_INFORMATION SHOWN:_
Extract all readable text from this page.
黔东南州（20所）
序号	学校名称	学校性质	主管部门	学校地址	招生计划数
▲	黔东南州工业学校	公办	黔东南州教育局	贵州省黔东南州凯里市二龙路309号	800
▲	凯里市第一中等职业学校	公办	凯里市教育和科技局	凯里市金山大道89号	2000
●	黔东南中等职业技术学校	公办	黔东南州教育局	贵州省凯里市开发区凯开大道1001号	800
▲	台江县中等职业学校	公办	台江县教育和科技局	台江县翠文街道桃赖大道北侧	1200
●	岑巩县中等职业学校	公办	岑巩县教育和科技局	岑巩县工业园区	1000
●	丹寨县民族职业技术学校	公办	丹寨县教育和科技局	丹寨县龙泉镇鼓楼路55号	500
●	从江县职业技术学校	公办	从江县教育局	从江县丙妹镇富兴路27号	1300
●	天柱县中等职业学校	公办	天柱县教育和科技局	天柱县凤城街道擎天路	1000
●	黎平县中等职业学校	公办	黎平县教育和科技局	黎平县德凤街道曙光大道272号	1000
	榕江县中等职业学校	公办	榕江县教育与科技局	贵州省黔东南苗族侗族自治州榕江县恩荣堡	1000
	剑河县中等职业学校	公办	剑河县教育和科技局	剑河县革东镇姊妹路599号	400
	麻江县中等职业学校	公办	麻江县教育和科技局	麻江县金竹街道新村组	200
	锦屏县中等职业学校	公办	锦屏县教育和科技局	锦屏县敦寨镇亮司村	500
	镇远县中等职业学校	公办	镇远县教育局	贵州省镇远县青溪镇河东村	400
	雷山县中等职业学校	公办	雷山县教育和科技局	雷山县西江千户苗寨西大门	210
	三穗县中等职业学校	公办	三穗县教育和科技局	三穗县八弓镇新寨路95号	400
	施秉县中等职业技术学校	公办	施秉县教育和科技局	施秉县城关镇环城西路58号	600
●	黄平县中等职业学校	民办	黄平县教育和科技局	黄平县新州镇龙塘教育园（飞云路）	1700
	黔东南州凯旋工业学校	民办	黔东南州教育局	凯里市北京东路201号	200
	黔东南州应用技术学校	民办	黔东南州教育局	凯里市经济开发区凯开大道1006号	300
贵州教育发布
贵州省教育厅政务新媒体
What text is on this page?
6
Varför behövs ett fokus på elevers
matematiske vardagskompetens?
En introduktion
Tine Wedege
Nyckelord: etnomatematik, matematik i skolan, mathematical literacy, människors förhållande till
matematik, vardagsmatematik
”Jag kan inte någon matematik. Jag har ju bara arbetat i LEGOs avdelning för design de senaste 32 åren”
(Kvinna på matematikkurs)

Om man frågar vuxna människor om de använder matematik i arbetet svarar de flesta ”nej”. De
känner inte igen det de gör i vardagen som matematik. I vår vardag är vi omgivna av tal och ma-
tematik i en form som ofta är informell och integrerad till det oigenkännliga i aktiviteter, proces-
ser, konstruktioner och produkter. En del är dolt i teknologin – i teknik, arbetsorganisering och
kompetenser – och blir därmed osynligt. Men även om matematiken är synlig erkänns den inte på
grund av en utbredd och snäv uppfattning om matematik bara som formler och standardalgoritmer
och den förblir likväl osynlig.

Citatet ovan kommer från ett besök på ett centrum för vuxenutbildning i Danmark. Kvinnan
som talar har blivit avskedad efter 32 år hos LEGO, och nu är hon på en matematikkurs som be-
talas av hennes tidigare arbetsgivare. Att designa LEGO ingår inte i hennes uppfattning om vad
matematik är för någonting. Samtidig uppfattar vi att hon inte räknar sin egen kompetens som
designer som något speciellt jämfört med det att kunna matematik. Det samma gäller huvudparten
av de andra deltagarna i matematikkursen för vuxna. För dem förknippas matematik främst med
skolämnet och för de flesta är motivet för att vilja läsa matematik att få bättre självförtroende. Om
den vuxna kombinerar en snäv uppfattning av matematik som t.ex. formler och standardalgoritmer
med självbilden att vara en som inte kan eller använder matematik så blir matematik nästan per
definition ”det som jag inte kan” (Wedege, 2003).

_EXERCISE BRIEF:_
Quote, without alteration, the final stretch of the entries: the line with "What text is on this page?" onward to the last line.

_EXERCISE RESPONSE:_
What text is on this page?
6
Varför behövs ett fokus på elevers
matematiske vardagskompetens?
En introduktion
Tine Wedege
Nyckelord: etnomatematik, matematik i skolan, mathematical literacy, människors förhållande till
matematik, vardagsmatematik
”Jag kan inte någon matematik. Jag har ju bara arbetat i LEGOs avdelning för design de senaste 32 åren”
(Kvinna på matematikkurs)

Om man frågar vuxna människor om de använder matematik i arbetet svarar de flesta ”nej”. De
känner inte igen det de gör i vardagen som matematik. I vår vardag är vi omgivna av tal och ma-
tematik i en form som ofta är informell och integrerad till det oigenkännliga i aktiviteter, proces-
ser, konstruktioner och produkter. En del är dolt i teknologin – i teknik, arbetsorganisering och
kompetenser – och blir därmed osynligt. Men även om matematiken är synlig erkänns den inte på
grund av en utbredd och snäv uppfattning om matematik bara som formler och standardalgoritmer
och den förblir likväl osynlig.

Citatet ovan kommer från ett besök på ett centrum för vuxenutbildning i Danmark. Kvinnan
som talar har blivit avskedad efter 32 år hos LEGO, och nu är hon på en matematikkurs som be-
talas av hennes tidigare arbetsgivare. Att designa LEGO ingår inte i hennes uppfattning om vad
matematik är för någonting. Samtidig uppfattar vi att hon inte räknar sin egen kompetens som
designer som något speciellt jämfört med det att kunna matematik. Det samma gäller huvudparten
av de andra deltagarna i matematikkursen för vuxna. För dem förknippas matematik främst med
skolämnet och för de flesta är motivet för att vilja läsa matematik att få bättre självförtroende. Om
den vuxna kombinerar en snäv uppfattning av matematik som t.ex. formler och standardalgoritmer
med självbilden att vara en som inte kan eller använder matematik så blir matematik nästan per
definition ”det som jag inte kan” (Wedege, 2003).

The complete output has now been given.